:: Request ::
Transcribe each of the records below exactly, excluding all pictures.
--- BEGIN Entries supplied ---
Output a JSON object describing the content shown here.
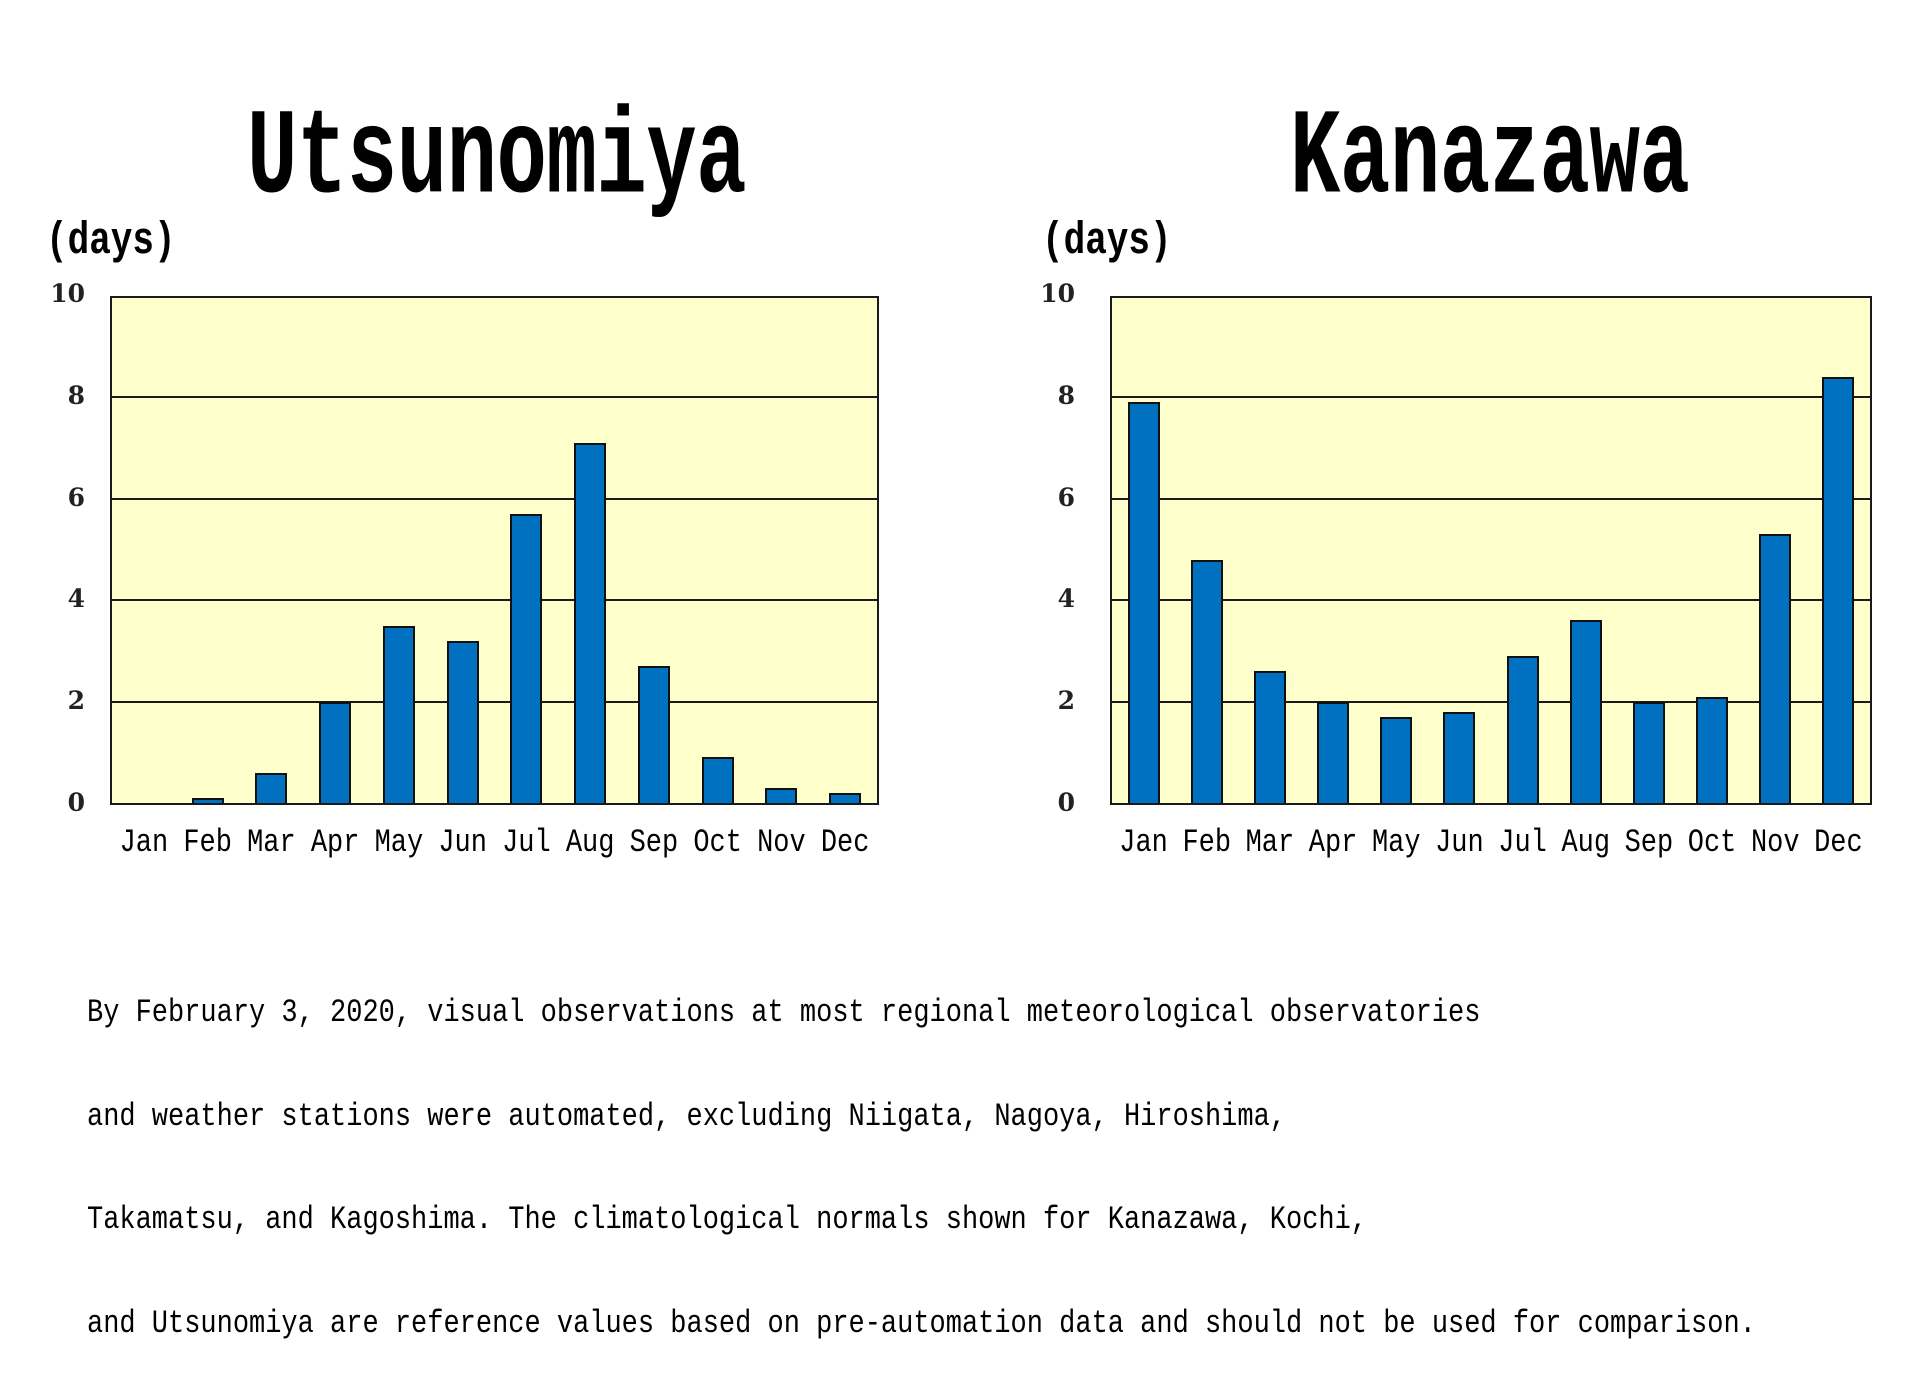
{
  "chart_data": [
    {
      "type": "bar",
      "title": "Utsunomiya",
      "ylabel": "(days)",
      "xlabel": "",
      "categories": [
        "Jan",
        "Feb",
        "Mar",
        "Apr",
        "May",
        "Jun",
        "Jul",
        "Aug",
        "Sep",
        "Oct",
        "Nov",
        "Dec"
      ],
      "values": [
        0.0,
        0.1,
        0.6,
        2.0,
        3.5,
        3.2,
        5.7,
        7.1,
        2.7,
        0.9,
        0.3,
        0.2
      ],
      "ylim": [
        0,
        10
      ],
      "yticks": [
        "0",
        "2",
        "4",
        "6",
        "8",
        "10"
      ],
      "grid": true,
      "legend": null,
      "colors": {
        "bar": "#0070c0",
        "plot_bg": "#ffffcc",
        "grid": "#1a1a1a"
      }
    },
    {
      "type": "bar",
      "title": "Kanazawa",
      "ylabel": "(days)",
      "xlabel": "",
      "categories": [
        "Jan",
        "Feb",
        "Mar",
        "Apr",
        "May",
        "Jun",
        "Jul",
        "Aug",
        "Sep",
        "Oct",
        "Nov",
        "Dec"
      ],
      "values": [
        7.9,
        4.8,
        2.6,
        2.0,
        1.7,
        1.8,
        2.9,
        3.6,
        2.0,
        2.1,
        5.3,
        8.4
      ],
      "ylim": [
        0,
        10
      ],
      "yticks": [
        "0",
        "2",
        "4",
        "6",
        "8",
        "10"
      ],
      "grid": true,
      "legend": null,
      "colors": {
        "bar": "#0070c0",
        "plot_bg": "#ffffcc",
        "grid": "#1a1a1a"
      }
    }
  ],
  "charts": {
    "left": {
      "title": "Utsunomiya",
      "unit": "(days)"
    },
    "right": {
      "title": "Kanazawa",
      "unit": "(days)"
    }
  },
  "footnote": {
    "lines": [
      "By February 3, 2020, visual observations at most regional meteorological observatories",
      "and weather stations were automated, excluding Niigata, Nagoya, Hiroshima,",
      "Takamatsu, and Kagoshima. The climatological normals shown for Kanazawa, Kochi,",
      "and Utsunomiya are reference values based on pre-automation data and should not be used for comparison."
    ]
  }
}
--- END Entries supplied ---
:: Output of the exercise ::
Output a JSON object describing the content shown here.
{
  "chart_data": [
    {
      "type": "bar",
      "title": "Utsunomiya",
      "ylabel": "(days)",
      "xlabel": "",
      "categories": [
        "Jan",
        "Feb",
        "Mar",
        "Apr",
        "May",
        "Jun",
        "Jul",
        "Aug",
        "Sep",
        "Oct",
        "Nov",
        "Dec"
      ],
      "values": [
        0.0,
        0.1,
        0.6,
        2.0,
        3.5,
        3.2,
        5.7,
        7.1,
        2.7,
        0.9,
        0.3,
        0.2
      ],
      "ylim": [
        0,
        10
      ],
      "yticks": [
        "0",
        "2",
        "4",
        "6",
        "8",
        "10"
      ],
      "grid": true,
      "legend": null,
      "colors": {
        "bar": "#0070c0",
        "plot_bg": "#ffffcc",
        "grid": "#1a1a1a"
      }
    },
    {
      "type": "bar",
      "title": "Kanazawa",
      "ylabel": "(days)",
      "xlabel": "",
      "categories": [
        "Jan",
        "Feb",
        "Mar",
        "Apr",
        "May",
        "Jun",
        "Jul",
        "Aug",
        "Sep",
        "Oct",
        "Nov",
        "Dec"
      ],
      "values": [
        7.9,
        4.8,
        2.6,
        2.0,
        1.7,
        1.8,
        2.9,
        3.6,
        2.0,
        2.1,
        5.3,
        8.4
      ],
      "ylim": [
        0,
        10
      ],
      "yticks": [
        "0",
        "2",
        "4",
        "6",
        "8",
        "10"
      ],
      "grid": true,
      "legend": null,
      "colors": {
        "bar": "#0070c0",
        "plot_bg": "#ffffcc",
        "grid": "#1a1a1a"
      }
    }
  ],
  "charts": {
    "left": {
      "title": "Utsunomiya",
      "unit": "(days)"
    },
    "right": {
      "title": "Kanazawa",
      "unit": "(days)"
    }
  },
  "footnote": {
    "lines": [
      "By February 3, 2020, visual observations at most regional meteorological observatories",
      "and weather stations were automated, excluding Niigata, Nagoya, Hiroshima,",
      "Takamatsu, and Kagoshima. The climatological normals shown for Kanazawa, Kochi,",
      "and Utsunomiya are reference values based on pre-automation data and should not be used for comparison."
    ]
  }
}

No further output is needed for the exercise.